[Figure dataset records]
☆ ☆ ☆ ☆ ☆ ☆ ☆
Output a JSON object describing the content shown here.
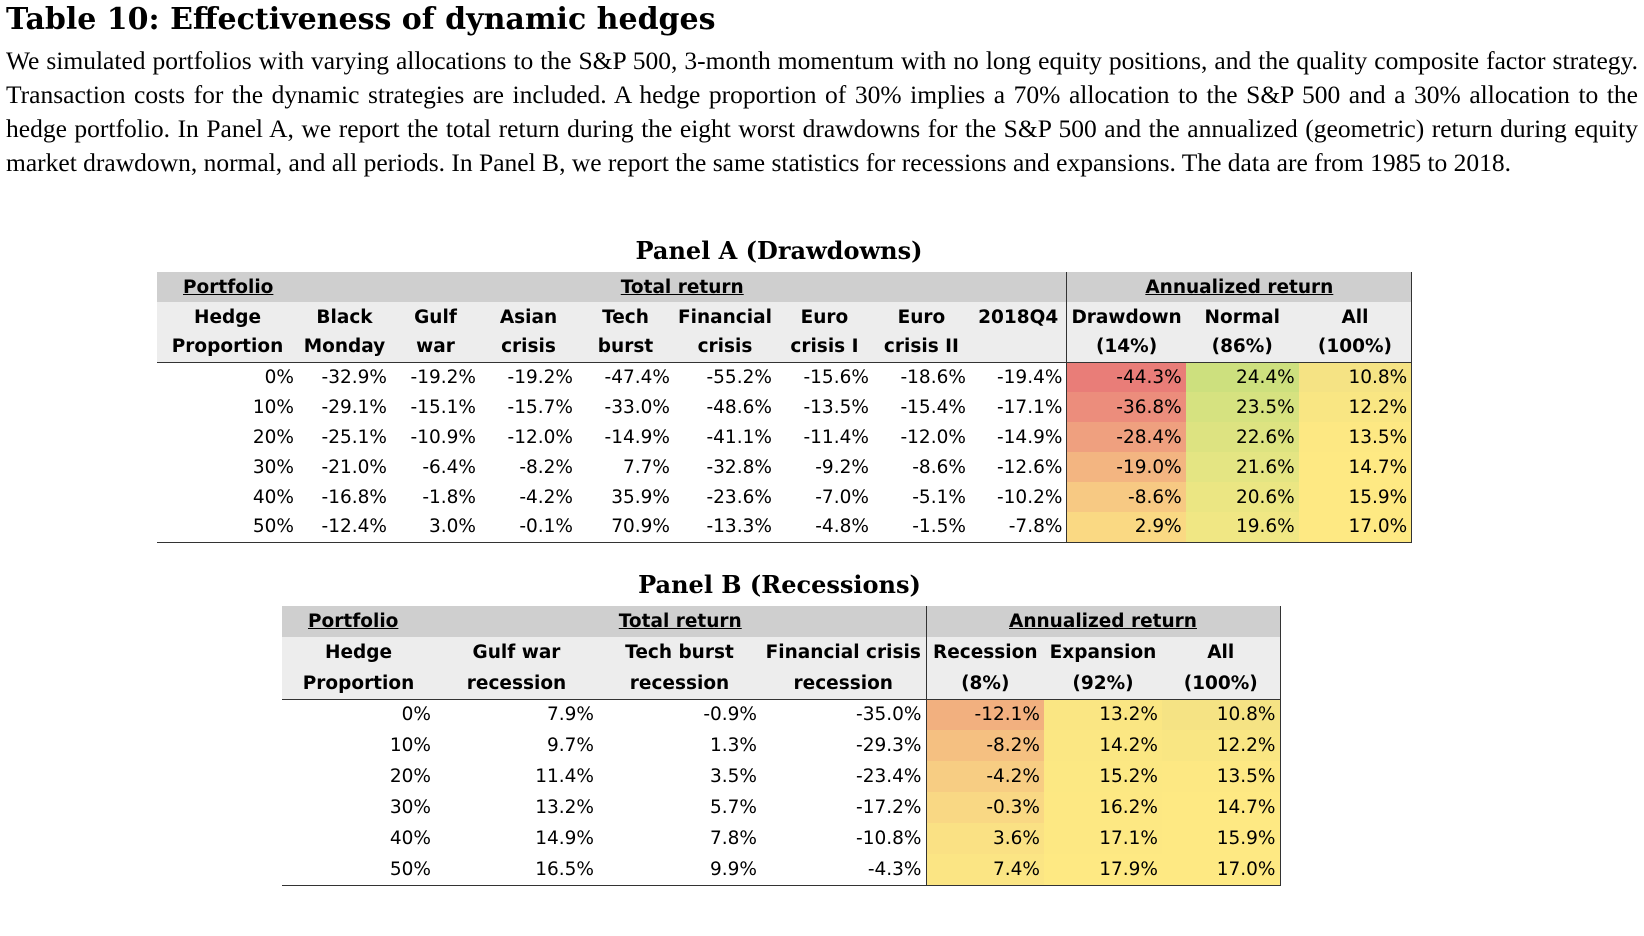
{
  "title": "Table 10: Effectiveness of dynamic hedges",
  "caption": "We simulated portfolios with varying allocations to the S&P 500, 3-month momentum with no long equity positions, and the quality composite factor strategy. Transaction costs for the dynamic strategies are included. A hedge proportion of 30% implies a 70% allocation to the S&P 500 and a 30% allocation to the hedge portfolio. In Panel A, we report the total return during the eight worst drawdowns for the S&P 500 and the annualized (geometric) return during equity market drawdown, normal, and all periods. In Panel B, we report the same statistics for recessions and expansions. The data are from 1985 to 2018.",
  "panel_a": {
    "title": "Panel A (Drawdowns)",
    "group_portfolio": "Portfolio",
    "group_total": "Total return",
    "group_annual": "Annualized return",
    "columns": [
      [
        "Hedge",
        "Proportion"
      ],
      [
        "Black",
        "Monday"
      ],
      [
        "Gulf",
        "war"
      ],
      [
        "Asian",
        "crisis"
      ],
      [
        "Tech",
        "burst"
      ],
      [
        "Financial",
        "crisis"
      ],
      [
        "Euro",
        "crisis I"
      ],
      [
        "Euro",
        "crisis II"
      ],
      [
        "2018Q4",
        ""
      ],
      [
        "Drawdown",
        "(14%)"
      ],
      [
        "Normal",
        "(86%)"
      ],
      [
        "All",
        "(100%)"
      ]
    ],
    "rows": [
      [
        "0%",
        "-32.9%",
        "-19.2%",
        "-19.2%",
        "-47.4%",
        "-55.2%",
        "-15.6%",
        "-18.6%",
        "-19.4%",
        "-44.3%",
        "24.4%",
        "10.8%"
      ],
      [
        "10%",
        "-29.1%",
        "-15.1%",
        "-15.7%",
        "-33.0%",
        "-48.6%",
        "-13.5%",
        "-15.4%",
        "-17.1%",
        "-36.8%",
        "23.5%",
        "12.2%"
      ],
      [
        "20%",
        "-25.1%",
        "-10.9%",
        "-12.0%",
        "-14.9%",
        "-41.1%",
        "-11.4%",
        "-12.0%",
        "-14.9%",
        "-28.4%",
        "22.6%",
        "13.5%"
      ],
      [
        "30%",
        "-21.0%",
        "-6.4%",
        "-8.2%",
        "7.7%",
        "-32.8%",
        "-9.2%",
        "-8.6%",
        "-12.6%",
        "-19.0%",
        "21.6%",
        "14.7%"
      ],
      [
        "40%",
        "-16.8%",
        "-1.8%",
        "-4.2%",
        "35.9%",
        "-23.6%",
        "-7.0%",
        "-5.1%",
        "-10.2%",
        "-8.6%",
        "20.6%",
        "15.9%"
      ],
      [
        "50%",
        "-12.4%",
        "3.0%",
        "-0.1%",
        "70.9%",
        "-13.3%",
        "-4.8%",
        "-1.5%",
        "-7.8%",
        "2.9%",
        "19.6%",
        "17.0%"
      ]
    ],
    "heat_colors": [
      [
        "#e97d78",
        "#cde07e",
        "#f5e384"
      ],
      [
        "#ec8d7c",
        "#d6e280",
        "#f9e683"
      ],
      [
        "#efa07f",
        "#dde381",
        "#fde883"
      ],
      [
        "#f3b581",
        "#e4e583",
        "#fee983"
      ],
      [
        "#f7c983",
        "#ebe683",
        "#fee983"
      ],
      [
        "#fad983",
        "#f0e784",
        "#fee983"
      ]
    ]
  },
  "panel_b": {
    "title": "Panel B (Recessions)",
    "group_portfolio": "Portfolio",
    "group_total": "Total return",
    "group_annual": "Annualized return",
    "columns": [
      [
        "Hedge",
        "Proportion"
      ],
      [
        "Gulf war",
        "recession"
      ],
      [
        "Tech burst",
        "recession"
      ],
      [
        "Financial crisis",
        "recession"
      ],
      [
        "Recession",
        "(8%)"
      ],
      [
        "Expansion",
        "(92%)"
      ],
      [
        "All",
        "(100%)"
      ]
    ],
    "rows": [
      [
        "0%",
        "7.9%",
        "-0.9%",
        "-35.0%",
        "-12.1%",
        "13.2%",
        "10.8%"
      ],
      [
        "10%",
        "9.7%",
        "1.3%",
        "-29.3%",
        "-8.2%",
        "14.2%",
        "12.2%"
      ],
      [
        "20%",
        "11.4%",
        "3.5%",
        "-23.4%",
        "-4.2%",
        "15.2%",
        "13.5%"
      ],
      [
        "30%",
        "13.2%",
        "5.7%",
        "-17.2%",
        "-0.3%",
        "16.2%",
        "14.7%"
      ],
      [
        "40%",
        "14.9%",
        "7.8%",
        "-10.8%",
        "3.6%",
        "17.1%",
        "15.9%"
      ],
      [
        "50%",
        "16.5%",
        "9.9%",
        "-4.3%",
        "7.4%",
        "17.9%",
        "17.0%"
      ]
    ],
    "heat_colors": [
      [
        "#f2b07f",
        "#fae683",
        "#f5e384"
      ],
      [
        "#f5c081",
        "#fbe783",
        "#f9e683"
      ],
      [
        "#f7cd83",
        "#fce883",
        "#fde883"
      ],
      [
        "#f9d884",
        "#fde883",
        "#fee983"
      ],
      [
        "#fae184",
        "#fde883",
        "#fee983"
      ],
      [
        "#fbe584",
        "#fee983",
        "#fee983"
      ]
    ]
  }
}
☆ ☆ ☆ ☆ ☆ ☆ ☆
> _Instructions for the task_:
Check each line of the data above for the word "crisis" and say how many lines contain it, giving nothing besides the number.

> _Exercise answer_:
5